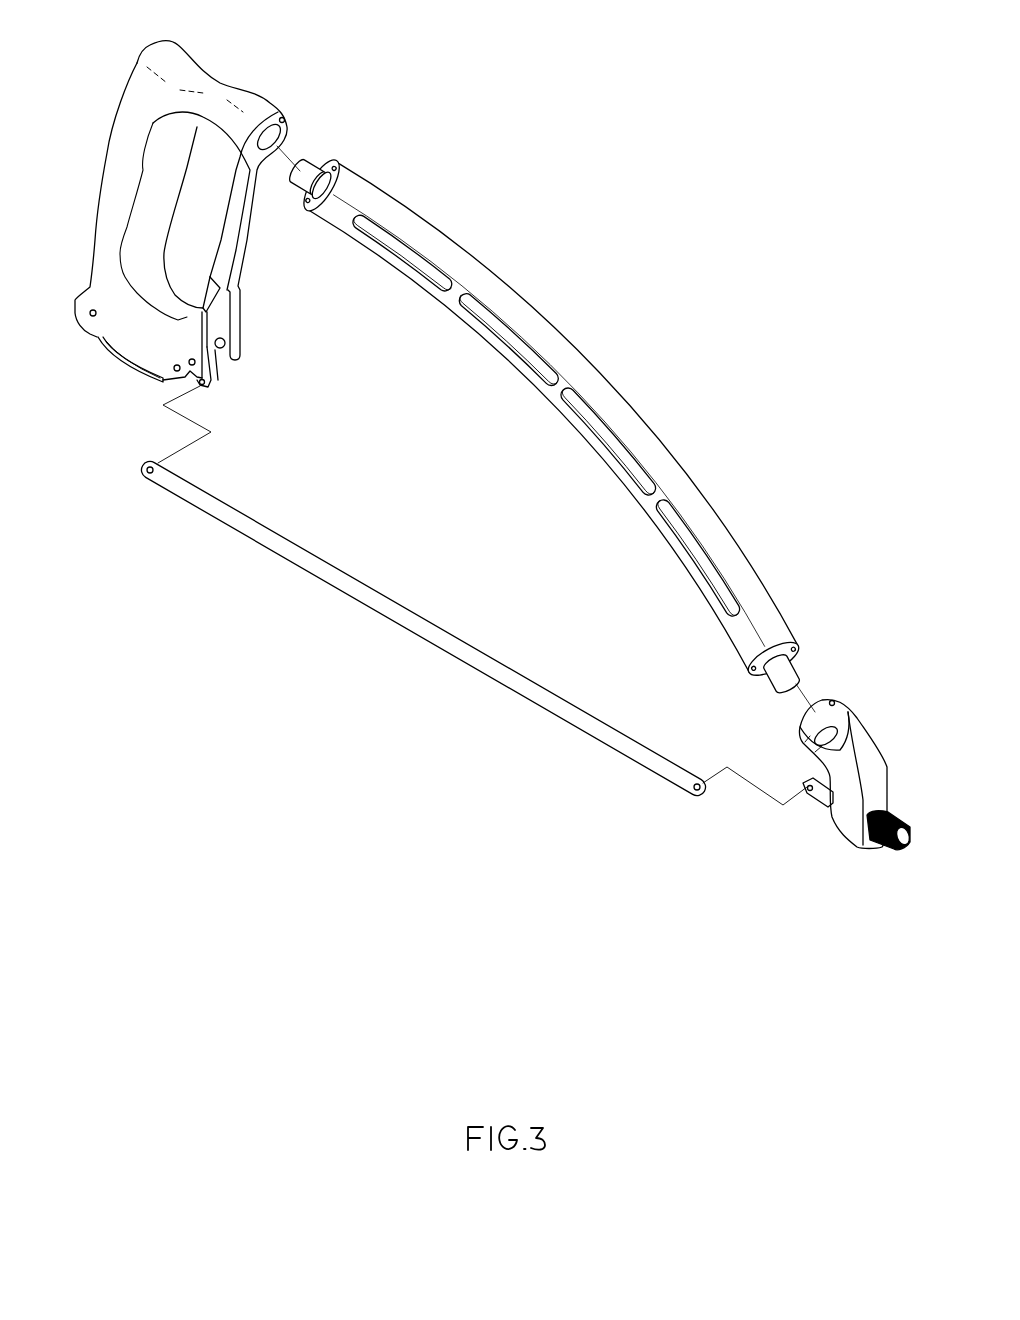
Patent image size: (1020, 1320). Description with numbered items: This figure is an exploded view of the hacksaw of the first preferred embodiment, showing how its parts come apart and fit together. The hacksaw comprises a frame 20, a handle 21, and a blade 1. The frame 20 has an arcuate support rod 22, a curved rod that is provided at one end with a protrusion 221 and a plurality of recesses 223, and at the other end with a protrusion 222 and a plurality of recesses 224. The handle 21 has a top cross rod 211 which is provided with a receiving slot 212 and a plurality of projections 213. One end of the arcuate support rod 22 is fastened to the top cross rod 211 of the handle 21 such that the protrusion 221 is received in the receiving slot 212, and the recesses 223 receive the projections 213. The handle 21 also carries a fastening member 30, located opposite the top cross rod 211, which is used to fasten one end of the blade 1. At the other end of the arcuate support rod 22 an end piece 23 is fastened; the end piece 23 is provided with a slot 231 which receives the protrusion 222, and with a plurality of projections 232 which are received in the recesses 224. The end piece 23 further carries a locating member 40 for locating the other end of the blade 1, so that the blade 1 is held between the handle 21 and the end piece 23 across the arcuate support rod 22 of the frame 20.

The blade 1 is at (476, 664).
The frame 20 is at (574, 300).
The handle 21 is at (104, 177).
The arcuate support rod 22 is at (614, 420).
The end piece 23 is at (872, 757).
The fastening member 30 is at (121, 368).
The locating member 40 is at (827, 808).
The top cross rod 211 is at (213, 93).
The receiving slot 212 is at (290, 133).
The projections 213 is at (283, 117).
The protrusion 221 is at (318, 164).
The protrusion 222 is at (787, 664).
The recesses 223 is at (305, 212).
The recesses 224 is at (794, 642).
The slot 231 is at (838, 709).
The projections 232 is at (831, 703).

☆ ☆ ☆ ☆ ☆ ☆ ☆

**AIM**
Rewrite the rows above with "hacksaw" replaced by "saw" and everything else unchanged. Leave out the pictures.

**COMPLETED EXERCISE**
Patent image size: (1020, 1320). Description with numbered items: This figure is an exploded view of the saw of the first preferred embodiment, showing how its parts come apart and fit together. The saw comprises a frame 20, a handle 21, and a blade 1. The frame 20 has an arcuate support rod 22, a curved rod that is provided at one end with a protrusion 221 and a plurality of recesses 223, and at the other end with a protrusion 222 and a plurality of recesses 224. The handle 21 has a top cross rod 211 which is provided with a receiving slot 212 and a plurality of projections 213. One end of the arcuate support rod 22 is fastened to the top cross rod 211 of the handle 21 such that the protrusion 221 is received in the receiving slot 212, and the recesses 223 receive the projections 213. The handle 21 also carries a fastening member 30, located opposite the top cross rod 211, which is used to fasten one end of the blade 1. At the other end of the arcuate support rod 22 an end piece 23 is fastened; the end piece 23 is provided with a slot 231 which receives the protrusion 222, and with a plurality of projections 232 which are received in the recesses 224. The end piece 23 further carries a locating member 40 for locating the other end of the blade 1, so that the blade 1 is held between the handle 21 and the end piece 23 across the arcuate support rod 22 of the frame 20.

The blade 1 is at (476, 664).
The frame 20 is at (574, 300).
The handle 21 is at (104, 177).
The arcuate support rod 22 is at (614, 420).
The end piece 23 is at (872, 757).
The fastening member 30 is at (121, 368).
The locating member 40 is at (827, 808).
The top cross rod 211 is at (213, 93).
The receiving slot 212 is at (290, 133).
The projections 213 is at (283, 117).
The protrusion 221 is at (318, 164).
The protrusion 222 is at (787, 664).
The recesses 223 is at (305, 212).
The recesses 224 is at (794, 642).
The slot 231 is at (838, 709).
The projections 232 is at (831, 703).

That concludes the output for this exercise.